**WHAT YOU HAVE TO DO**:
Tally the lines in the listing below that include "very". Answer with the count and nothing more.

**EXERCISE INPUTS**:
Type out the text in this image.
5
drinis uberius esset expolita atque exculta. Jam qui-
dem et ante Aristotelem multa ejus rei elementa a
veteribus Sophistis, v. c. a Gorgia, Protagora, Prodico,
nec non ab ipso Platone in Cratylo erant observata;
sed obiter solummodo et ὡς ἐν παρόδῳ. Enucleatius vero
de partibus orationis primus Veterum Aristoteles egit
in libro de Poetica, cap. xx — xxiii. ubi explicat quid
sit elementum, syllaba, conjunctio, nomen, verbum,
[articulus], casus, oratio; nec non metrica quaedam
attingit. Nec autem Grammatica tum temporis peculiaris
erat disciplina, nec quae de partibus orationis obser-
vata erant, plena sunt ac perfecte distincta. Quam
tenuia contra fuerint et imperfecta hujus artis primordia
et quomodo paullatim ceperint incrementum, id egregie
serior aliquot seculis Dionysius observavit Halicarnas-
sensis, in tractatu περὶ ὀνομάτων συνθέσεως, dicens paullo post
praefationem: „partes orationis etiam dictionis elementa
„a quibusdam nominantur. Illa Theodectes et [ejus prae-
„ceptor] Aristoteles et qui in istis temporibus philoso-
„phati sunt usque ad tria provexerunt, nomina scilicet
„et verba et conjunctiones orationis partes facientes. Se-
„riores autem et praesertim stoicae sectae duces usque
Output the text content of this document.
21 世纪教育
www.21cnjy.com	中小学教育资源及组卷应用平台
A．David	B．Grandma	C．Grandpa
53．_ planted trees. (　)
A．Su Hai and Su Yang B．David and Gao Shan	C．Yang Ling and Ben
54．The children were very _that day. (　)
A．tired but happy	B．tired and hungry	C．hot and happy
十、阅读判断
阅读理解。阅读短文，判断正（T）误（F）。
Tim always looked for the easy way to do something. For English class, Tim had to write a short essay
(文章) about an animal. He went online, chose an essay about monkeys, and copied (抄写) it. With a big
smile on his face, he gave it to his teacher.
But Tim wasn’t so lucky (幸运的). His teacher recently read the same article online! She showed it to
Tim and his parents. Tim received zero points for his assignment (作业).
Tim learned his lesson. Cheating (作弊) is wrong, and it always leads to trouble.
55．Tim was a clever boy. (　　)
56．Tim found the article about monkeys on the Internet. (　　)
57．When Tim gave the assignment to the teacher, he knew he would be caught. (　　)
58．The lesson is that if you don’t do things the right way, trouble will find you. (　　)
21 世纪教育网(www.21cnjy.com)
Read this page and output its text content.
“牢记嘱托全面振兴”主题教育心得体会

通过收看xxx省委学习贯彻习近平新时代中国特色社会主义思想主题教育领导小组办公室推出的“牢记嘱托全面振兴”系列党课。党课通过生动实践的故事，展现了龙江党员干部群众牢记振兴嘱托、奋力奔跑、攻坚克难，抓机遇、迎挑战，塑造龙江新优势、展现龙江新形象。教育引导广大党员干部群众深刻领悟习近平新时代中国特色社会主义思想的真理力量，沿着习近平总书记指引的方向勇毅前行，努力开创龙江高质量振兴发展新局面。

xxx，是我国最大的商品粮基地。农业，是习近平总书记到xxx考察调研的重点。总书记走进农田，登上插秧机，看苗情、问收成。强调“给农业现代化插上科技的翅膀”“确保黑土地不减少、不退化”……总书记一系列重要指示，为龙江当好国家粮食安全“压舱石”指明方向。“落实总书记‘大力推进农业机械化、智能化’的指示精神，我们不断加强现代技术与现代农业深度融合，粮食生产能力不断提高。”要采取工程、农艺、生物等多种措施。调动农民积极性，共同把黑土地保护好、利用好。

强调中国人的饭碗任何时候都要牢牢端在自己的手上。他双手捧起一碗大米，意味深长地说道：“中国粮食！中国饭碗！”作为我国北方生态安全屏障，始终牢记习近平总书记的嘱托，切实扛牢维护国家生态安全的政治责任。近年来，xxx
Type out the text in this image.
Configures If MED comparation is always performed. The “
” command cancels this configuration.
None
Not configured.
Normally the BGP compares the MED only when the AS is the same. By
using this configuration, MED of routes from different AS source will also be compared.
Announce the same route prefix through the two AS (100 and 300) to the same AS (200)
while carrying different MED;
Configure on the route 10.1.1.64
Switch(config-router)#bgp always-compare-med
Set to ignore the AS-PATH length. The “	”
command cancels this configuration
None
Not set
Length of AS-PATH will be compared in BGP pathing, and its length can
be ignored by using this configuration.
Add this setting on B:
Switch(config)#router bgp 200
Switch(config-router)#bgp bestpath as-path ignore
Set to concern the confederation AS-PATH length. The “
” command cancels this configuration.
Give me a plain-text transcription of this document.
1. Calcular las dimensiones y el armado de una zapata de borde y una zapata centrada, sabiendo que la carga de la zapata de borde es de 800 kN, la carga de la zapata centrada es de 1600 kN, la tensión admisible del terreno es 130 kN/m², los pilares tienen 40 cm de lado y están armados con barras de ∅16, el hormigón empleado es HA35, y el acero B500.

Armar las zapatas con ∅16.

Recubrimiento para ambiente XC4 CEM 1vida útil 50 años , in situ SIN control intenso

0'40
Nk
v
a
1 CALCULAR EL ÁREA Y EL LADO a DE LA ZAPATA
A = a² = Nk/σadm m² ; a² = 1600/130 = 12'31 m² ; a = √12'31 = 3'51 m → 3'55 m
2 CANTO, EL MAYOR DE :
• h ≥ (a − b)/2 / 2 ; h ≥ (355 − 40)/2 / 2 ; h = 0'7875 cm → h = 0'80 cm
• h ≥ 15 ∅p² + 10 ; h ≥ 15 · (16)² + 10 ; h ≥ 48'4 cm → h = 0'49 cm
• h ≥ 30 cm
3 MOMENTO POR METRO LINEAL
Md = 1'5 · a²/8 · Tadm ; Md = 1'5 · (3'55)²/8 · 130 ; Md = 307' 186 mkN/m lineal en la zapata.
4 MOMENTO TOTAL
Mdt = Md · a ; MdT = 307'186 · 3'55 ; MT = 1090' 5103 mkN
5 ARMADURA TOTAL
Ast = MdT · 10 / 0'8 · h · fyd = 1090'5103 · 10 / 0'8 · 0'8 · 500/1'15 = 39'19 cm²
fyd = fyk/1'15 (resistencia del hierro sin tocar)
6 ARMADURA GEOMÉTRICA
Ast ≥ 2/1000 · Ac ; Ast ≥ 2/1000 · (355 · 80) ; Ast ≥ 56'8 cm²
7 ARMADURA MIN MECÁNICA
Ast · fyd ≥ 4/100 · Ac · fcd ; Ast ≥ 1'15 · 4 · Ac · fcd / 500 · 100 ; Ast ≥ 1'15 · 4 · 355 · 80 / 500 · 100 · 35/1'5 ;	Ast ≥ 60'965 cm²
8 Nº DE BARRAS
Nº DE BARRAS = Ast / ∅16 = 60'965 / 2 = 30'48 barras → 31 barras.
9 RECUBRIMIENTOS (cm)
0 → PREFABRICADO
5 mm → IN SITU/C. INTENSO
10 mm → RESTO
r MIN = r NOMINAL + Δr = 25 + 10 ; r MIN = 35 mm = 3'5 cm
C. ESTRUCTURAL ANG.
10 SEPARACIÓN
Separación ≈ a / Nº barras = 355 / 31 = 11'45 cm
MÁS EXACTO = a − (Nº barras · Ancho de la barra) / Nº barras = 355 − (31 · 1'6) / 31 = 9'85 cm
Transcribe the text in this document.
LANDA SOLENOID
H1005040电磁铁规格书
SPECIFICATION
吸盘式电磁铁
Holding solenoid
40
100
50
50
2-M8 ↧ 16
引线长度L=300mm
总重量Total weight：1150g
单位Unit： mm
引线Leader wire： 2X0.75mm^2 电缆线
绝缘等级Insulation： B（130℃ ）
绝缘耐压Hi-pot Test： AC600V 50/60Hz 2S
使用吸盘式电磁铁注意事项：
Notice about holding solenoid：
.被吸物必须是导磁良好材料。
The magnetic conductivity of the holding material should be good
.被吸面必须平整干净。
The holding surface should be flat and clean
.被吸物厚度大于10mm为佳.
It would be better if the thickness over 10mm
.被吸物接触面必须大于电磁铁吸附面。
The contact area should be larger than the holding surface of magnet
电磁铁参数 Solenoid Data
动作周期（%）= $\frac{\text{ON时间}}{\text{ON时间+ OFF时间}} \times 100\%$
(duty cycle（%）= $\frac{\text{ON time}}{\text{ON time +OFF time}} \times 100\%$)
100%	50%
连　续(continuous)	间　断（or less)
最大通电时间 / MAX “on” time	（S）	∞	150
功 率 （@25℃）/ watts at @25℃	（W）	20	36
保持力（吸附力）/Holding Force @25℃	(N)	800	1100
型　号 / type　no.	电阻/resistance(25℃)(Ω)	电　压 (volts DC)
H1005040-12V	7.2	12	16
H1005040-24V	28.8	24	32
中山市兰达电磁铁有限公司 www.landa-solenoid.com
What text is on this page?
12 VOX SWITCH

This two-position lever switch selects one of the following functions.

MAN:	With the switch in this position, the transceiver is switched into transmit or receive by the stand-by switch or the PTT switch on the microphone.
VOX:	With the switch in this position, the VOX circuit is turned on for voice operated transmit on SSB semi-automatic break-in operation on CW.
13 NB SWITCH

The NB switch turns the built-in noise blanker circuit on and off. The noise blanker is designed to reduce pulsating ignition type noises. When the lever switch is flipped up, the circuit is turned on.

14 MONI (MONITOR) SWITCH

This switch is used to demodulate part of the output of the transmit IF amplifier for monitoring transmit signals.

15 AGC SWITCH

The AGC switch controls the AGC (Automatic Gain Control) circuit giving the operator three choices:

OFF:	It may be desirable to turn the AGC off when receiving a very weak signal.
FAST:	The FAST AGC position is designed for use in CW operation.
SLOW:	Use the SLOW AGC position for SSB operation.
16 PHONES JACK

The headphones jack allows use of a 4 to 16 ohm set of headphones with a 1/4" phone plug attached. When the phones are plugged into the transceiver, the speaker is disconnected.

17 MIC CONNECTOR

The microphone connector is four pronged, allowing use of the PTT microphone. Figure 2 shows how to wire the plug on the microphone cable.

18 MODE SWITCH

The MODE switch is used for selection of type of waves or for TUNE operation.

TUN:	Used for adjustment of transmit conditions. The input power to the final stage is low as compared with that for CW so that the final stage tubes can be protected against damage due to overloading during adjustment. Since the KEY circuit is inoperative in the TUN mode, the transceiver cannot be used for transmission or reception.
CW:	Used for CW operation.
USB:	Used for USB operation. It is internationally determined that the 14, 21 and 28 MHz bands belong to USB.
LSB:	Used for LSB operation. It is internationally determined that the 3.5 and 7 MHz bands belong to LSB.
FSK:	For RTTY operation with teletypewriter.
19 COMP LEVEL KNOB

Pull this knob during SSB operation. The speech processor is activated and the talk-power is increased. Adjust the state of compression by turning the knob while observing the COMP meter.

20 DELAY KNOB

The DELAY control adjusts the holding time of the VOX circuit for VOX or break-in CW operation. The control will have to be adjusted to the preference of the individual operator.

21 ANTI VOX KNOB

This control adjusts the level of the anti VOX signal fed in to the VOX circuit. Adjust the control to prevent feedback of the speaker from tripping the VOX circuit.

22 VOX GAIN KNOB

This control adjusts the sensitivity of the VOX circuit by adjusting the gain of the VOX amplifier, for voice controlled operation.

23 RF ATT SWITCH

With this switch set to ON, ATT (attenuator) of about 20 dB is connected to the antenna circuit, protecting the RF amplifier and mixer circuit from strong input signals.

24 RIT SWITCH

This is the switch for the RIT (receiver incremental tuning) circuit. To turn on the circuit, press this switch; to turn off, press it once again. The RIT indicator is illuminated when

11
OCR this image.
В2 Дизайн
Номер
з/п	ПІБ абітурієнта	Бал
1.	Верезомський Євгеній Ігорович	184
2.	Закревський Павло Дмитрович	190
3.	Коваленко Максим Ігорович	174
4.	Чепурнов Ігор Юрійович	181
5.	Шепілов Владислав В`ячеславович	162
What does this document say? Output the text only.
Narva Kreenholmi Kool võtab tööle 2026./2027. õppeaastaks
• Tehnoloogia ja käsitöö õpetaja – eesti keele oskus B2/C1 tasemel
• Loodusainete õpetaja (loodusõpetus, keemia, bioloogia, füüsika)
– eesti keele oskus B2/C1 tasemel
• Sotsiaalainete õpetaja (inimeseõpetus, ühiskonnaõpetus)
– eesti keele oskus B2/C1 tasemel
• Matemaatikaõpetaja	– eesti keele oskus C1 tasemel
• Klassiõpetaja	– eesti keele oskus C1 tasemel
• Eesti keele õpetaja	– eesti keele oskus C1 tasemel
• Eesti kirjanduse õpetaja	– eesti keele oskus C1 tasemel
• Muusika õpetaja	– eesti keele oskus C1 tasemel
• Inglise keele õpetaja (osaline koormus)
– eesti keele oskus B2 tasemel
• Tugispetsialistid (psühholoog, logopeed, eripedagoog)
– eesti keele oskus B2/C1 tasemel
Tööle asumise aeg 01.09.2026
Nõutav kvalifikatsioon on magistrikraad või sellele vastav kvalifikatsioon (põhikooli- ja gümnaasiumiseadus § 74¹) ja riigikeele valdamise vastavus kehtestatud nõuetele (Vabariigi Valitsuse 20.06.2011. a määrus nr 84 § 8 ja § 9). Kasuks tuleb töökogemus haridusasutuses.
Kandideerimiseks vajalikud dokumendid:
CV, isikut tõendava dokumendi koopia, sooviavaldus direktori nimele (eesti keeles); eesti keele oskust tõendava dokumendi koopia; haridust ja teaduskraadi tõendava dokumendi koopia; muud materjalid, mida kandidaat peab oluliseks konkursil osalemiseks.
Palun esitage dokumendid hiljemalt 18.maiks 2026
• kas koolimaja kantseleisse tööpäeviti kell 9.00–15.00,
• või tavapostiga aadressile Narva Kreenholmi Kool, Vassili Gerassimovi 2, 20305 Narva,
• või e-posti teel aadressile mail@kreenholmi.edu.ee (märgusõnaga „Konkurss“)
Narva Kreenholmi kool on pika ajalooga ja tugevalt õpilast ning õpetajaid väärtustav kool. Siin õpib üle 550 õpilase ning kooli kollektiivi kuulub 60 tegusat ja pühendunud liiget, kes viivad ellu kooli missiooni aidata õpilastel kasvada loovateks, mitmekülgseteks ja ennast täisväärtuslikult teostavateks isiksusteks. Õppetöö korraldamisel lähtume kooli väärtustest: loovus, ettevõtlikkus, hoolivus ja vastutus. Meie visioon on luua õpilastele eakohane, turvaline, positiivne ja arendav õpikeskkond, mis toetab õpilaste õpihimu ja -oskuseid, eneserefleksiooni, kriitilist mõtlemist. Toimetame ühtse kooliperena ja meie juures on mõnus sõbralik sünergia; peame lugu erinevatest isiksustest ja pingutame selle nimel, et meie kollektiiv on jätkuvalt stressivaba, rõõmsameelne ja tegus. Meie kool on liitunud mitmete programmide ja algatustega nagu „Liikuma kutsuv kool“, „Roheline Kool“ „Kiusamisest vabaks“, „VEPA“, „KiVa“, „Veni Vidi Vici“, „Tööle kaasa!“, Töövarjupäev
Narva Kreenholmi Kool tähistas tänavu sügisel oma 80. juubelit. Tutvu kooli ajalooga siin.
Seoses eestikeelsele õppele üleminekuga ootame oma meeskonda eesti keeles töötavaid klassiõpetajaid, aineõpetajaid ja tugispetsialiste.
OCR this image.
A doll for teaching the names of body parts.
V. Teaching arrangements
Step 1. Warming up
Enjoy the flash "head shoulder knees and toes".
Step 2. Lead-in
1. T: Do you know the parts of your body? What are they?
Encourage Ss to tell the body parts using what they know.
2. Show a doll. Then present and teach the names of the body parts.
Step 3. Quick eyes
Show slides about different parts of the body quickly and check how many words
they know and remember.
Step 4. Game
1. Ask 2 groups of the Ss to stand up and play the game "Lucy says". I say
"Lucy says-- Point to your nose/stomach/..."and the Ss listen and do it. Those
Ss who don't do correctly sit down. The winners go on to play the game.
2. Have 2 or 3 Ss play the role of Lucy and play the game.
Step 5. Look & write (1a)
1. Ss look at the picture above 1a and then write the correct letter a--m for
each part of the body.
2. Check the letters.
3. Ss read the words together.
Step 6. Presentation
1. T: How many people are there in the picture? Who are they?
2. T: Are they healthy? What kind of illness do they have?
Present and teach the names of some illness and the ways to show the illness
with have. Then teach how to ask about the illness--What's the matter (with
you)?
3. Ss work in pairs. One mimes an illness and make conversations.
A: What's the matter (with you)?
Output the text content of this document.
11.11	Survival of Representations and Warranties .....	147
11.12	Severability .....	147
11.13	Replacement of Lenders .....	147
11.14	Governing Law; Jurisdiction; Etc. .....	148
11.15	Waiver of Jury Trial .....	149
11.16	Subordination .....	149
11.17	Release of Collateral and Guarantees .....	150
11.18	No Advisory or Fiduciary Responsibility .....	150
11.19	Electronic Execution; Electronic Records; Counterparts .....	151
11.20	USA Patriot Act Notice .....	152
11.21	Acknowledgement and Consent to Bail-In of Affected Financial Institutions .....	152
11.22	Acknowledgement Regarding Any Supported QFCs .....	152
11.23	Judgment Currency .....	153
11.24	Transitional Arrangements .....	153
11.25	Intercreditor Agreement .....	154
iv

**SOLUTION TO THIS EXERCISE**:
2